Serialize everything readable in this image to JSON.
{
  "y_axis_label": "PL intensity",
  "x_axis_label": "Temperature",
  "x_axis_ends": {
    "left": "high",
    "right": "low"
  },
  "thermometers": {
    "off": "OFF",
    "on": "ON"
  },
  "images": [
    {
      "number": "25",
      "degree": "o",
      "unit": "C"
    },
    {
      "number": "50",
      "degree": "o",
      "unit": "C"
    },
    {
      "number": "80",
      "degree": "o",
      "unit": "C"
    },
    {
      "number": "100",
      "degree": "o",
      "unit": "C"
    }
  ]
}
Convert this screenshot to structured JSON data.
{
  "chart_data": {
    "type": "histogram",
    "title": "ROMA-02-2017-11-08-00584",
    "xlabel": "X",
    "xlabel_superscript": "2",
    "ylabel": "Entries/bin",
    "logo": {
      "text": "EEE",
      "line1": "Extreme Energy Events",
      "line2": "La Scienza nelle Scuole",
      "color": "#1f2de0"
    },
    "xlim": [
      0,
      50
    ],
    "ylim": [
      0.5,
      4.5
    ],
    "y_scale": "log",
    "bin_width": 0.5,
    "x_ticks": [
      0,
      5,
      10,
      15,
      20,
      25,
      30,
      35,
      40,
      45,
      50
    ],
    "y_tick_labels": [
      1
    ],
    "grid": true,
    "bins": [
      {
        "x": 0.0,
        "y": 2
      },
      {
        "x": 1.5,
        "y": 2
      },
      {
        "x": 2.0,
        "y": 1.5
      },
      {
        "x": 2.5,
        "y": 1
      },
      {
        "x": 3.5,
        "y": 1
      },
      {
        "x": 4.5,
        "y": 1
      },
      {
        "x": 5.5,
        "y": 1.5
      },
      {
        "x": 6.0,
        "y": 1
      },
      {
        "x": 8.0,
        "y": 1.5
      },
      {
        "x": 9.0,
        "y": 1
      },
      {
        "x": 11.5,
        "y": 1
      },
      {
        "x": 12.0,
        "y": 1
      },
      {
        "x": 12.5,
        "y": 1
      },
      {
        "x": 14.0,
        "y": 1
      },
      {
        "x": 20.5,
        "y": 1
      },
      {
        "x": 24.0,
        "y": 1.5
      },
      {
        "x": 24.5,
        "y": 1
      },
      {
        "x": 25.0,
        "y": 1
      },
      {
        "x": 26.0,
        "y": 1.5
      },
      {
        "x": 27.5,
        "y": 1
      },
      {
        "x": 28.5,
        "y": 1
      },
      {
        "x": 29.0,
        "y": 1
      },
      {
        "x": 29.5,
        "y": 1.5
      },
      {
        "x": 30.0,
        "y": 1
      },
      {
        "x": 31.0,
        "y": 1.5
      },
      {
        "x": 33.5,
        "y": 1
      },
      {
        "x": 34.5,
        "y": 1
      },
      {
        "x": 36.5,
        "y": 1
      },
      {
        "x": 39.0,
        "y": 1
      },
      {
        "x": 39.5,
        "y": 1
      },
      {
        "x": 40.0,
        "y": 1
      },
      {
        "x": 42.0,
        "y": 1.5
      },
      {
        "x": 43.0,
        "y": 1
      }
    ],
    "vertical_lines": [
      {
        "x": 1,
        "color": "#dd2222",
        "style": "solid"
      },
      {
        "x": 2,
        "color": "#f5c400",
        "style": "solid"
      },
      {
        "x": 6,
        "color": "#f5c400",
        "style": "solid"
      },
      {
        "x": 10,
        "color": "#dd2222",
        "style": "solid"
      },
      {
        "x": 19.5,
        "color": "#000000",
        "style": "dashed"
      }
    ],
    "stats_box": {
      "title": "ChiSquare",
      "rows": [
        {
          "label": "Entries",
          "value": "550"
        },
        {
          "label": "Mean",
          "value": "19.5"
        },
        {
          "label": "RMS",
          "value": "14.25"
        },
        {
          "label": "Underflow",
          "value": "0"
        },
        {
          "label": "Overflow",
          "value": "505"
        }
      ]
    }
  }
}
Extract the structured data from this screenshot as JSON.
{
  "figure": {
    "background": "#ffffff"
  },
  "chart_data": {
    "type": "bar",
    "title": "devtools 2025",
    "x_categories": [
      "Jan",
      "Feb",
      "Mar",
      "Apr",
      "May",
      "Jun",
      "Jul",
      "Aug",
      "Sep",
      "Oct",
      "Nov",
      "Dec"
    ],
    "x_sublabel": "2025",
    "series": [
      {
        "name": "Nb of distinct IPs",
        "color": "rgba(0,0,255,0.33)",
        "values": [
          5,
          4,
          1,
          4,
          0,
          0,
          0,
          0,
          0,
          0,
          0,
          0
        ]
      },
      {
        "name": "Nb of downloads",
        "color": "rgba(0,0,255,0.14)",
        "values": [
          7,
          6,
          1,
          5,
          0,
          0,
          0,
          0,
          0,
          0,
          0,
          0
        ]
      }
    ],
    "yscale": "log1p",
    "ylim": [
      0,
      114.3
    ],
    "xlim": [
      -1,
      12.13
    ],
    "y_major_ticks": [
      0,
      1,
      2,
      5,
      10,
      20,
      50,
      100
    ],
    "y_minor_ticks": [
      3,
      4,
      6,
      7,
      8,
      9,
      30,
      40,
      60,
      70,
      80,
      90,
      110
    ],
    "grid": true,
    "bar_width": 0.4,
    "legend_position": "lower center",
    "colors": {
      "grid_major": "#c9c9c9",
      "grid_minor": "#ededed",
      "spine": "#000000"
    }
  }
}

● **Request**
Every record above should be copied exactly.

● **Output for this exercise**
Serialize everything readable in this image to JSON.
{
  "y_axis_label": "PL intensity",
  "x_axis_label": "Temperature",
  "x_axis_ends": {
    "left": "high",
    "right": "low"
  },
  "thermometers": {
    "off": "OFF",
    "on": "ON"
  },
  "images": [
    {
      "number": "25",
      "degree": "o",
      "unit": "C"
    },
    {
      "number": "50",
      "degree": "o",
      "unit": "C"
    },
    {
      "number": "80",
      "degree": "o",
      "unit": "C"
    },
    {
      "number": "100",
      "degree": "o",
      "unit": "C"
    }
  ]
}
Convert this screenshot to structured JSON data.
{
  "chart_data": {
    "type": "histogram",
    "title": "ROMA-02-2017-11-08-00584",
    "xlabel": "X",
    "xlabel_superscript": "2",
    "ylabel": "Entries/bin",
    "logo": {
      "text": "EEE",
      "line1": "Extreme Energy Events",
      "line2": "La Scienza nelle Scuole",
      "color": "#1f2de0"
    },
    "xlim": [
      0,
      50
    ],
    "ylim": [
      0.5,
      4.5
    ],
    "y_scale": "log",
    "bin_width": 0.5,
    "x_ticks": [
      0,
      5,
      10,
      15,
      20,
      25,
      30,
      35,
      40,
      45,
      50
    ],
    "y_tick_labels": [
      1
    ],
    "grid": true,
    "bins": [
      {
        "x": 0.0,
        "y": 2
      },
      {
        "x": 1.5,
        "y": 2
      },
      {
        "x": 2.0,
        "y": 1.5
      },
      {
        "x": 2.5,
        "y": 1
      },
      {
        "x": 3.5,
        "y": 1
      },
      {
        "x": 4.5,
        "y": 1
      },
      {
        "x": 5.5,
        "y": 1.5
      },
      {
        "x": 6.0,
        "y": 1
      },
      {
        "x": 8.0,
        "y": 1.5
      },
      {
        "x": 9.0,
        "y": 1
      },
      {
        "x": 11.5,
        "y": 1
      },
      {
        "x": 12.0,
        "y": 1
      },
      {
        "x": 12.5,
        "y": 1
      },
      {
        "x": 14.0,
        "y": 1
      },
      {
        "x": 20.5,
        "y": 1
      },
      {
        "x": 24.0,
        "y": 1.5
      },
      {
        "x": 24.5,
        "y": 1
      },
      {
        "x": 25.0,
        "y": 1
      },
      {
        "x": 26.0,
        "y": 1.5
      },
      {
        "x": 27.5,
        "y": 1
      },
      {
        "x": 28.5,
        "y": 1
      },
      {
        "x": 29.0,
        "y": 1
      },
      {
        "x": 29.5,
        "y": 1.5
      },
      {
        "x": 30.0,
        "y": 1
      },
      {
        "x": 31.0,
        "y": 1.5
      },
      {
        "x": 33.5,
        "y": 1
      },
      {
        "x": 34.5,
        "y": 1
      },
      {
        "x": 36.5,
        "y": 1
      },
      {
        "x": 39.0,
        "y": 1
      },
      {
        "x": 39.5,
        "y": 1
      },
      {
        "x": 40.0,
        "y": 1
      },
      {
        "x": 42.0,
        "y": 1.5
      },
      {
        "x": 43.0,
        "y": 1
      }
    ],
    "vertical_lines": [
      {
        "x": 1,
        "color": "#dd2222",
        "style": "solid"
      },
      {
        "x": 2,
        "color": "#f5c400",
        "style": "solid"
      },
      {
        "x": 6,
        "color": "#f5c400",
        "style": "solid"
      },
      {
        "x": 10,
        "color": "#dd2222",
        "style": "solid"
      },
      {
        "x": 19.5,
        "color": "#000000",
        "style": "dashed"
      }
    ],
    "stats_box": {
      "title": "ChiSquare",
      "rows": [
        {
          "label": "Entries",
          "value": "550"
        },
        {
          "label": "Mean",
          "value": "19.5"
        },
        {
          "label": "RMS",
          "value": "14.25"
        },
        {
          "label": "Underflow",
          "value": "0"
        },
        {
          "label": "Overflow",
          "value": "505"
        }
      ]
    }
  }
}
Extract the structured data from this screenshot as JSON.
{
  "figure": {
    "background": "#ffffff"
  },
  "chart_data": {
    "type": "bar",
    "title": "devtools 2025",
    "x_categories": [
      "Jan",
      "Feb",
      "Mar",
      "Apr",
      "May",
      "Jun",
      "Jul",
      "Aug",
      "Sep",
      "Oct",
      "Nov",
      "Dec"
    ],
    "x_sublabel": "2025",
    "series": [
      {
        "name": "Nb of distinct IPs",
        "color": "rgba(0,0,255,0.33)",
        "values": [
          5,
          4,
          1,
          4,
          0,
          0,
          0,
          0,
          0,
          0,
          0,
          0
        ]
      },
      {
        "name": "Nb of downloads",
        "color": "rgba(0,0,255,0.14)",
        "values": [
          7,
          6,
          1,
          5,
          0,
          0,
          0,
          0,
          0,
          0,
          0,
          0
        ]
      }
    ],
    "yscale": "log1p",
    "ylim": [
      0,
      114.3
    ],
    "xlim": [
      -1,
      12.13
    ],
    "y_major_ticks": [
      0,
      1,
      2,
      5,
      10,
      20,
      50,
      100
    ],
    "y_minor_ticks": [
      3,
      4,
      6,
      7,
      8,
      9,
      30,
      40,
      60,
      70,
      80,
      90,
      110
    ],
    "grid": true,
    "bar_width": 0.4,
    "legend_position": "lower center",
    "colors": {
      "grid_major": "#c9c9c9",
      "grid_minor": "#ededed",
      "spine": "#000000"
    }
  }
}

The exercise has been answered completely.